• _WHAT TO PRODUCE_
In how many lines does the string "JSON" appear? Answer with the number only.

• _INFORMATION SUPPLIED_

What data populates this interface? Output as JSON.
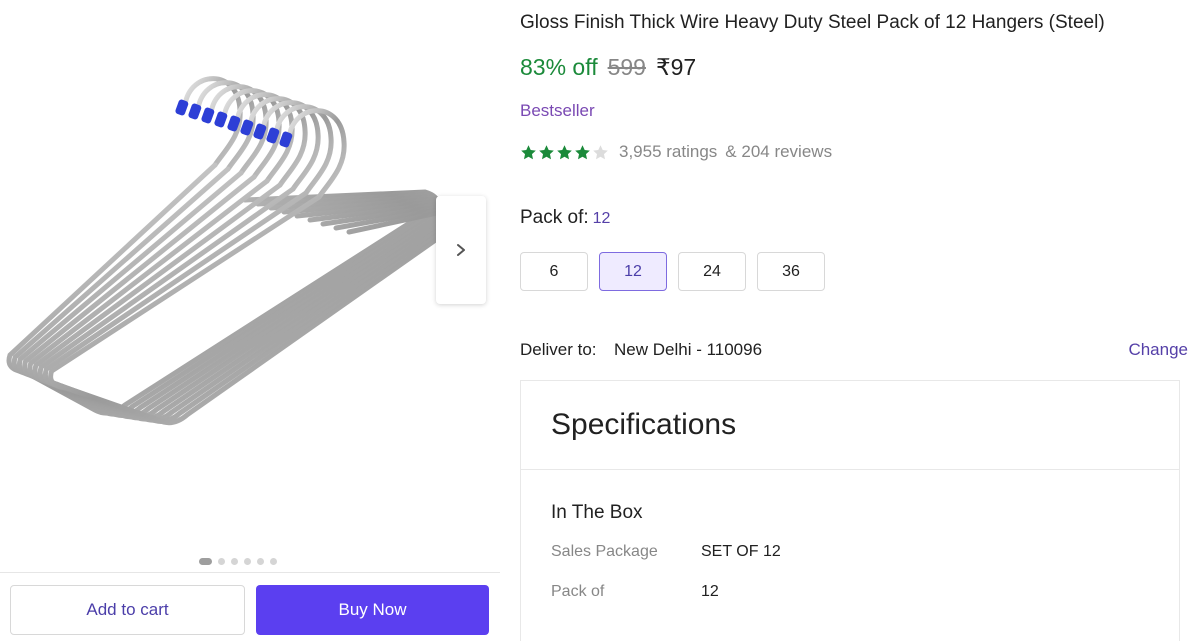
{
  "product": {
    "title": "Gloss Finish Thick Wire Heavy Duty Steel Pack of 12 Hangers (Steel)",
    "discount": "83% off",
    "mrp": "599",
    "price": "₹97",
    "badge": "Bestseller",
    "rating": {
      "stars_filled": 4,
      "stars_total": 5,
      "ratings_text": "3,955 ratings",
      "reviews_text": "& 204 reviews"
    }
  },
  "colors": {
    "primary": "#5b3ff0",
    "discount_green": "#1b8a3a",
    "star_green": "#1b8a3a",
    "link": "#5540a8"
  },
  "gallery": {
    "image_count": 6,
    "active_index": 0,
    "image_icon": "steel-hangers-image"
  },
  "pack": {
    "label": "Pack of:",
    "selected": "12",
    "options": [
      "6",
      "12",
      "24",
      "36"
    ]
  },
  "delivery": {
    "label": "Deliver to:",
    "location": "New Delhi - 110096",
    "change_label": "Change"
  },
  "specifications": {
    "title": "Specifications",
    "group_title": "In The Box",
    "rows": [
      {
        "key": "Sales Package",
        "value": "SET OF 12"
      },
      {
        "key": "Pack of",
        "value": "12"
      }
    ]
  },
  "actions": {
    "add_to_cart": "Add to cart",
    "buy_now": "Buy Now"
  }
}
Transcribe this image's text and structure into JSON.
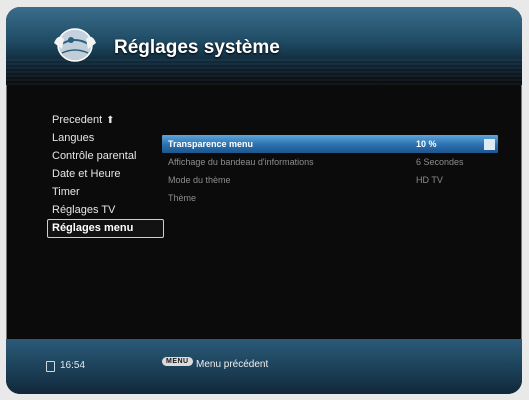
{
  "header": {
    "title": "Réglages système",
    "logo_icon": "globe-hands-logo"
  },
  "sidebar": {
    "items": [
      {
        "label": "Precedent",
        "icon": "arrow-up-icon"
      },
      {
        "label": "Langues"
      },
      {
        "label": "Contrôle parental"
      },
      {
        "label": "Date et Heure"
      },
      {
        "label": "Timer"
      },
      {
        "label": "Réglages TV"
      },
      {
        "label": "Réglages menu",
        "active": true
      }
    ]
  },
  "settings": {
    "rows": [
      {
        "label": "Transparence menu",
        "value": "10 %",
        "selected": true
      },
      {
        "label": "Affichage du bandeau d'informations",
        "value": "6 Secondes"
      },
      {
        "label": "Mode du thème",
        "value": "HD TV"
      },
      {
        "label": "Thème",
        "value": ""
      }
    ]
  },
  "footer": {
    "time": "16:54",
    "menu_key": "MENU",
    "hint": "Menu précédent"
  },
  "colors": {
    "selection": "#2a70b0",
    "header": "#1f4a63",
    "background": "#0b0b0c"
  }
}
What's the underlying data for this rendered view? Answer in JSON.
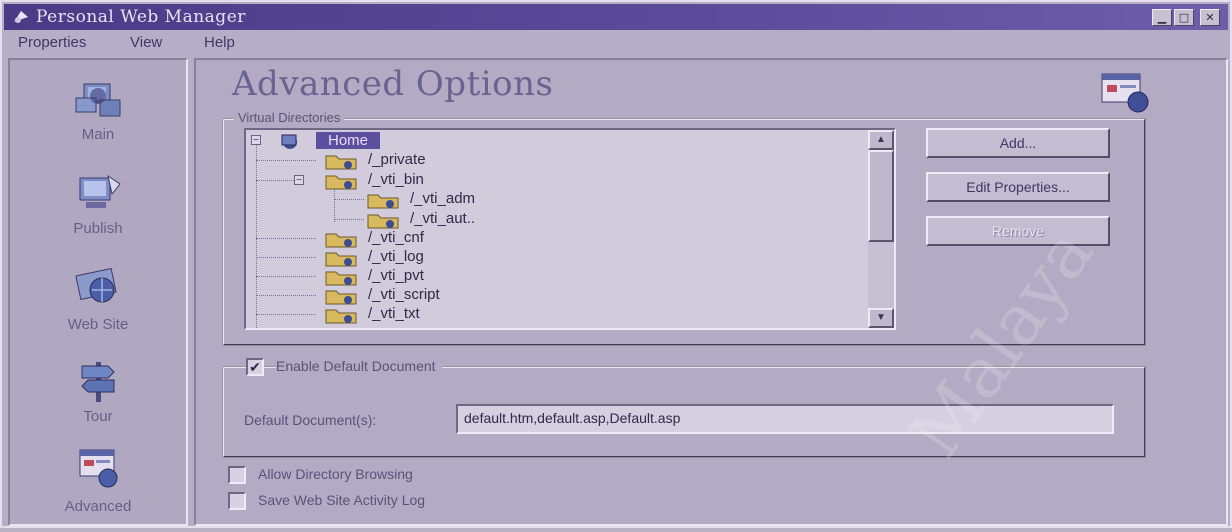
{
  "window": {
    "title": "Personal Web Manager",
    "controls": {
      "minimize": "▁",
      "maximize": "□",
      "close": "✕"
    }
  },
  "menu": [
    "Properties",
    "View",
    "Help"
  ],
  "nav": [
    {
      "label": "Main",
      "icon": "main-computers-icon"
    },
    {
      "label": "Publish",
      "icon": "publish-icon"
    },
    {
      "label": "Web Site",
      "icon": "web-site-icon"
    },
    {
      "label": "Tour",
      "icon": "tour-signpost-icon"
    },
    {
      "label": "Advanced",
      "icon": "advanced-icon"
    }
  ],
  "main": {
    "title": "Advanced Options",
    "virtual_directories": {
      "label": "Virtual Directories",
      "tree": [
        {
          "label": "Home",
          "level": 0,
          "selected": true
        },
        {
          "label": "/_private",
          "level": 1
        },
        {
          "label": "/_vti_bin",
          "level": 1
        },
        {
          "label": "/_vti_adm",
          "level": 2
        },
        {
          "label": "/_vti_aut..",
          "level": 2
        },
        {
          "label": "/_vti_cnf",
          "level": 1
        },
        {
          "label": "/_vti_log",
          "level": 1
        },
        {
          "label": "/_vti_pvt",
          "level": 1
        },
        {
          "label": "/_vti_script",
          "level": 1
        },
        {
          "label": "/_vti_txt",
          "level": 1
        }
      ],
      "buttons": {
        "add": "Add...",
        "edit": "Edit Properties...",
        "remove": "Remove"
      }
    },
    "default_document": {
      "checkbox_label": "Enable Default Document",
      "checked": true,
      "field_label": "Default Document(s):",
      "field_value": "default.htm,default.asp,Default.asp"
    },
    "allow_browsing": {
      "label": "Allow Directory Browsing",
      "checked": false
    },
    "save_log": {
      "label": "Save Web Site Activity Log",
      "checked": false
    }
  },
  "watermark": "Malaya"
}
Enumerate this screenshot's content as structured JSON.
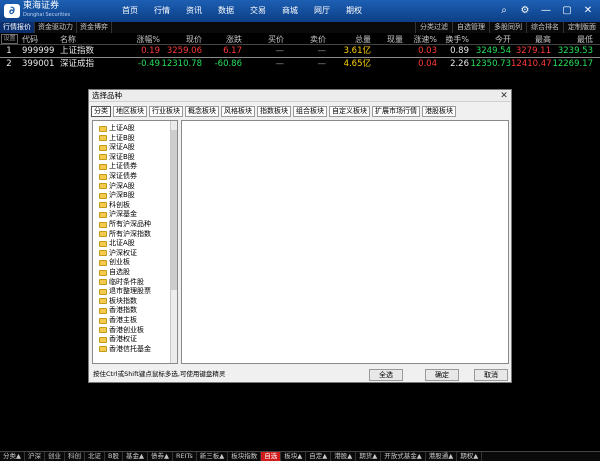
{
  "app": {
    "logo_text": "東海证券",
    "logo_sub": "Donghai Securities",
    "nav": [
      "首页",
      "行情",
      "资讯",
      "数据",
      "交易",
      "商城",
      "网厅",
      "期权"
    ],
    "window_controls": [
      "search-icon",
      "gear-icon",
      "minimize-icon",
      "maximize-icon",
      "close-icon"
    ]
  },
  "subtabs": [
    "行情报价",
    "资金驱动力",
    "资金博弈"
  ],
  "right_buttons": [
    "分类过滤",
    "自选管理",
    "多股同列",
    "综合排名",
    "定制版面"
  ],
  "table": {
    "headers": [
      "代码",
      "名称",
      "涨幅%",
      "现价",
      "涨跌",
      "买价",
      "卖价",
      "总量",
      "现量",
      "涨速%",
      "换手%",
      "今开",
      "最高",
      "最低"
    ],
    "rows": [
      {
        "idx": "1",
        "code": "999999",
        "name": "上证指数",
        "pct": "0.19",
        "price": "3259.06",
        "chg": "6.17",
        "buy": "—",
        "sell": "—",
        "vol": "3.61亿",
        "cur": "",
        "spd": "0.03",
        "turn": "0.89",
        "open": "3249.54",
        "high": "3279.11",
        "low": "3239.53"
      },
      {
        "idx": "2",
        "code": "399001",
        "name": "深证成指",
        "pct": "-0.49",
        "price": "12310.78",
        "chg": "-60.86",
        "buy": "—",
        "sell": "—",
        "vol": "4.65亿",
        "cur": "",
        "spd": "0.04",
        "turn": "2.26",
        "open": "12350.73",
        "high": "12410.47",
        "low": "12269.17"
      }
    ]
  },
  "dialog": {
    "title": "选择品种",
    "tabs": [
      "分类",
      "地区板块",
      "行业板块",
      "概念板块",
      "风格板块",
      "指数板块",
      "组合板块",
      "自定义板块",
      "扩展市场行情",
      "港股板块"
    ],
    "tree": [
      "上证A股",
      "上证B股",
      "深证A股",
      "深证B股",
      "上证债券",
      "深证债券",
      "沪深A股",
      "沪深B股",
      "科创板",
      "沪深基金",
      "所有沪深品种",
      "所有沪深指数",
      "北证A股",
      "沪深权证",
      "创业板",
      "自选股",
      "临时条件股",
      "退市整理股票",
      "板块指数",
      "香港指数",
      "香港主板",
      "香港创业板",
      "香港权证",
      "香港信托基金"
    ],
    "hint": "按住Ctrl或Shift键点鼠标多选,可使用键盘精灵",
    "buttons": {
      "select_all": "全选",
      "ok": "确定",
      "cancel": "取消"
    }
  },
  "bottom_tabs": [
    "分类▲",
    "沪深",
    "创业",
    "科创",
    "北证",
    "B股",
    "基金▲",
    "债券▲",
    "REITs",
    "新三板▲",
    "板块指数",
    "自选",
    "板块▲",
    "自定▲",
    "港股▲",
    "期货▲",
    "开放式基金▲",
    "港股通▲",
    "期权▲"
  ],
  "colors": {
    "up": "#ff3a3a",
    "down": "#27e05a",
    "volume": "#ffd200",
    "nav_bg": "#1d5fb3",
    "active_bottom_tab": "#d11c1c"
  }
}
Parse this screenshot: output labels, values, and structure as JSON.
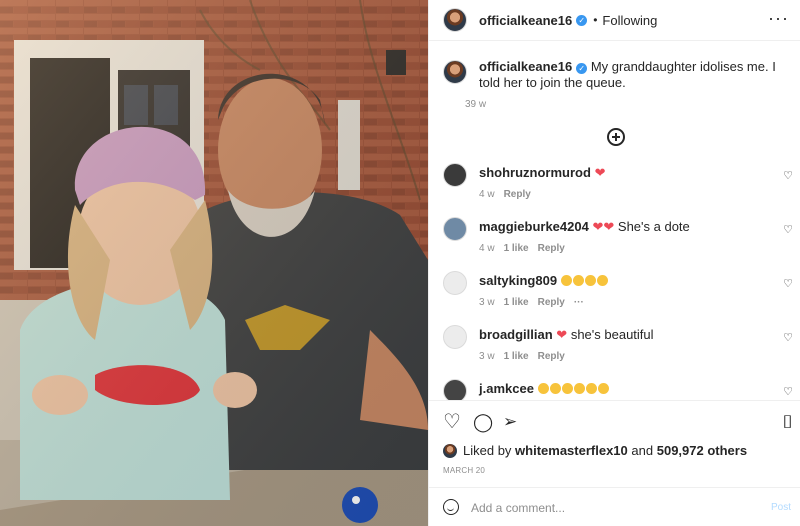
{
  "header": {
    "username": "officialkeane16",
    "verified_glyph": "✓",
    "separator": "•",
    "follow_state": "Following",
    "more_glyph": "···"
  },
  "caption": {
    "username": "officialkeane16",
    "text": "My granddaughter idolises me. I told her to join the queue.",
    "time": "39 w"
  },
  "load_more_icon": "plus-circle-icon",
  "comments": [
    {
      "username": "shohruznormurod",
      "text": "",
      "hearts": 1,
      "emojis": 0,
      "time": "4 w",
      "likes": "",
      "reply": "Reply",
      "avatar_color": "#3a3a3a"
    },
    {
      "username": "maggieburke4204",
      "text": "She's a dote",
      "hearts": 2,
      "emojis": 0,
      "time": "4 w",
      "likes": "1 like",
      "reply": "Reply",
      "avatar_color": "#6f8aa5"
    },
    {
      "username": "saltyking809",
      "text": "",
      "hearts": 0,
      "emojis": 4,
      "time": "3 w",
      "likes": "1 like",
      "reply": "Reply",
      "more": "···",
      "avatar_color": "#ececec"
    },
    {
      "username": "broadgillian",
      "text": "she's beautiful",
      "hearts": 1,
      "emojis": 0,
      "time": "3 w",
      "likes": "1 like",
      "reply": "Reply",
      "avatar_color": "#ececec"
    },
    {
      "username": "j.amkcee",
      "text": "",
      "hearts": 0,
      "emojis": 6,
      "time": "",
      "likes": "",
      "reply": "",
      "avatar_color": "#444444"
    }
  ],
  "comment_like_glyph": "♡",
  "heart_glyph": "❤",
  "actions": {
    "like_glyph": "♡",
    "comment_glyph": "◯",
    "share_glyph": "➢",
    "save_glyph": "⌷"
  },
  "likes": {
    "prefix": "Liked by",
    "user": "whitemasterflex10",
    "mid": "and",
    "count": "509,972 others"
  },
  "date": "MARCH 20",
  "add_comment": {
    "placeholder": "Add a comment...",
    "post_label": "Post"
  },
  "colors": {
    "accent": "#0095f6",
    "heart": "#ed4956",
    "verified": "#3897f0"
  }
}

• _WRITTEN ANSWER_
5